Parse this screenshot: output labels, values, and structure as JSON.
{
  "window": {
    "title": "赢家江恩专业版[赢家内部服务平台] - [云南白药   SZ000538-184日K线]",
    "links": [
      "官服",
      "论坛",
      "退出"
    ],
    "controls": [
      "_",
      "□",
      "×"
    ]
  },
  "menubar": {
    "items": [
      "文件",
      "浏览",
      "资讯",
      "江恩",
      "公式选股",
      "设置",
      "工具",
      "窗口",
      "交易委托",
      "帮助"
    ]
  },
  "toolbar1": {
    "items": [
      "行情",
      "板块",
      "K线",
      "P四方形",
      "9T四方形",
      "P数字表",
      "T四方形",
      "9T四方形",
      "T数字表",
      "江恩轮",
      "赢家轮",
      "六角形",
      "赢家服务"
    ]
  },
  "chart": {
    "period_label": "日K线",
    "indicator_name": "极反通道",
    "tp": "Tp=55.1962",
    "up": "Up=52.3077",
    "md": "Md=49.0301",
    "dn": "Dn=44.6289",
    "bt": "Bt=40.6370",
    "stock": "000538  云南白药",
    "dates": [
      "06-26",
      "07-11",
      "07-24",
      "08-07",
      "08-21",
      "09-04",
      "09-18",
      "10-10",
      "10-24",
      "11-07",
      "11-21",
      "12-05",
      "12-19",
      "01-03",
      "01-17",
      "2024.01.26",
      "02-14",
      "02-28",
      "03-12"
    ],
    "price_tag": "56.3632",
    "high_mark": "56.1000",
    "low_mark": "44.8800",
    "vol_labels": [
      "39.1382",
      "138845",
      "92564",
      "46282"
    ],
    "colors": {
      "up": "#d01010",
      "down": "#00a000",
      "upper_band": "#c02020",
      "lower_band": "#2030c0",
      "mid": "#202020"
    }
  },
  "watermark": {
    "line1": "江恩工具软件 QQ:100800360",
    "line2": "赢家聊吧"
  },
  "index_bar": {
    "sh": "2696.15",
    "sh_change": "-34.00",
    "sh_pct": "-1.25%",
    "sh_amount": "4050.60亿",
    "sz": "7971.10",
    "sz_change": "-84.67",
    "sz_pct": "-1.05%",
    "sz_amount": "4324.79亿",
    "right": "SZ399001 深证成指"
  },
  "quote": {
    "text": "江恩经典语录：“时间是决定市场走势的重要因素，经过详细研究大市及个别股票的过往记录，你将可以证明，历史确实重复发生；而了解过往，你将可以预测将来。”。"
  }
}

WHAT YOU HAVE TO DO ::
Exactly as written, please output every entry.

OUTPUT FOR THIS EXERCISE ::
Parse this screenshot: output labels, values, and structure as JSON.
{
  "window": {
    "title": "赢家江恩专业版[赢家内部服务平台] - [云南白药   SZ000538-184日K线]",
    "links": [
      "官服",
      "论坛",
      "退出"
    ],
    "controls": [
      "_",
      "□",
      "×"
    ]
  },
  "menubar": {
    "items": [
      "文件",
      "浏览",
      "资讯",
      "江恩",
      "公式选股",
      "设置",
      "工具",
      "窗口",
      "交易委托",
      "帮助"
    ]
  },
  "toolbar1": {
    "items": [
      "行情",
      "板块",
      "K线",
      "P四方形",
      "9T四方形",
      "P数字表",
      "T四方形",
      "9T四方形",
      "T数字表",
      "江恩轮",
      "赢家轮",
      "六角形",
      "赢家服务"
    ]
  },
  "chart": {
    "period_label": "日K线",
    "indicator_name": "极反通道",
    "tp": "Tp=55.1962",
    "up": "Up=52.3077",
    "md": "Md=49.0301",
    "dn": "Dn=44.6289",
    "bt": "Bt=40.6370",
    "stock": "000538  云南白药",
    "dates": [
      "06-26",
      "07-11",
      "07-24",
      "08-07",
      "08-21",
      "09-04",
      "09-18",
      "10-10",
      "10-24",
      "11-07",
      "11-21",
      "12-05",
      "12-19",
      "01-03",
      "01-17",
      "2024.01.26",
      "02-14",
      "02-28",
      "03-12"
    ],
    "price_tag": "56.3632",
    "high_mark": "56.1000",
    "low_mark": "44.8800",
    "vol_labels": [
      "39.1382",
      "138845",
      "92564",
      "46282"
    ],
    "colors": {
      "up": "#d01010",
      "down": "#00a000",
      "upper_band": "#c02020",
      "lower_band": "#2030c0",
      "mid": "#202020"
    }
  },
  "watermark": {
    "line1": "江恩工具软件 QQ:100800360",
    "line2": "赢家聊吧"
  },
  "index_bar": {
    "sh": "2696.15",
    "sh_change": "-34.00",
    "sh_pct": "-1.25%",
    "sh_amount": "4050.60亿",
    "sz": "7971.10",
    "sz_change": "-84.67",
    "sz_pct": "-1.05%",
    "sz_amount": "4324.79亿",
    "right": "SZ399001 深证成指"
  },
  "quote": {
    "text": "江恩经典语录：“时间是决定市场走势的重要因素，经过详细研究大市及个别股票的过往记录，你将可以证明，历史确实重复发生；而了解过往，你将可以预测将来。”。"
  }
}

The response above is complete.